Give every entry again, word for word.

Data entries:
━━━━━━━━━━━━━━━━━━━━━━━━━━━━━━

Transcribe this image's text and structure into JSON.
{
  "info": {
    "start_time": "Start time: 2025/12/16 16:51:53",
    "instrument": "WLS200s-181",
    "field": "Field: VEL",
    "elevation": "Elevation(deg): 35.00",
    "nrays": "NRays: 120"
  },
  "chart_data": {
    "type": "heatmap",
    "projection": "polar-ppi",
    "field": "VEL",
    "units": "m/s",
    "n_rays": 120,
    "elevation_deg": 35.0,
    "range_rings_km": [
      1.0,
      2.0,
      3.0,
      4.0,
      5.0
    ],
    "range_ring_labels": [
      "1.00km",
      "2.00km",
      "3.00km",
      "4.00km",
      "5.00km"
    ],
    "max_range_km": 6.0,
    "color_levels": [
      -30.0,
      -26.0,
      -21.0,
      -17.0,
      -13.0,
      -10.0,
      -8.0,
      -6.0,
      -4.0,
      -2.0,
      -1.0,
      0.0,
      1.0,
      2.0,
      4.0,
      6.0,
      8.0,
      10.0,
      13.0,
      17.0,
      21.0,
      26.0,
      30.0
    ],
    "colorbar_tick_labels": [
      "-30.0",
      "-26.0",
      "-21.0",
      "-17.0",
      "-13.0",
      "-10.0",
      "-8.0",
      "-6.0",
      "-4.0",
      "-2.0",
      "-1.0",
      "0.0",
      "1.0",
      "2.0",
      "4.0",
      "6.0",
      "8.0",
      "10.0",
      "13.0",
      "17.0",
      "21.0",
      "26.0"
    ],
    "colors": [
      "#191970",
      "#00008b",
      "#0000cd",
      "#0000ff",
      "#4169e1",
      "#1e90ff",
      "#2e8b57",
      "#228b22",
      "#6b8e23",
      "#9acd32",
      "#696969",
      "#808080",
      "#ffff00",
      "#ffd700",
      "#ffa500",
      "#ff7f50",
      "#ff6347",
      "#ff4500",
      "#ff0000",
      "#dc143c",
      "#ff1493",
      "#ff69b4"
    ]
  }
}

━━━━━━━━━━━━━━━━━━━━━━━━━━━━━━

[Solution to this task]:
Transcribe this image's text and structure into JSON.
{
  "info": {
    "start_time": "Start time: 2025/12/16 16:51:53",
    "instrument": "WLS200s-181",
    "field": "Field: VEL",
    "elevation": "Elevation(deg): 35.00",
    "nrays": "NRays: 120"
  },
  "chart_data": {
    "type": "heatmap",
    "projection": "polar-ppi",
    "field": "VEL",
    "units": "m/s",
    "n_rays": 120,
    "elevation_deg": 35.0,
    "range_rings_km": [
      1.0,
      2.0,
      3.0,
      4.0,
      5.0
    ],
    "range_ring_labels": [
      "1.00km",
      "2.00km",
      "3.00km",
      "4.00km",
      "5.00km"
    ],
    "max_range_km": 6.0,
    "color_levels": [
      -30.0,
      -26.0,
      -21.0,
      -17.0,
      -13.0,
      -10.0,
      -8.0,
      -6.0,
      -4.0,
      -2.0,
      -1.0,
      0.0,
      1.0,
      2.0,
      4.0,
      6.0,
      8.0,
      10.0,
      13.0,
      17.0,
      21.0,
      26.0,
      30.0
    ],
    "colorbar_tick_labels": [
      "-30.0",
      "-26.0",
      "-21.0",
      "-17.0",
      "-13.0",
      "-10.0",
      "-8.0",
      "-6.0",
      "-4.0",
      "-2.0",
      "-1.0",
      "0.0",
      "1.0",
      "2.0",
      "4.0",
      "6.0",
      "8.0",
      "10.0",
      "13.0",
      "17.0",
      "21.0",
      "26.0"
    ],
    "colors": [
      "#191970",
      "#00008b",
      "#0000cd",
      "#0000ff",
      "#4169e1",
      "#1e90ff",
      "#2e8b57",
      "#228b22",
      "#6b8e23",
      "#9acd32",
      "#696969",
      "#808080",
      "#ffff00",
      "#ffd700",
      "#ffa500",
      "#ff7f50",
      "#ff6347",
      "#ff4500",
      "#ff0000",
      "#dc143c",
      "#ff1493",
      "#ff69b4"
    ]
  }
}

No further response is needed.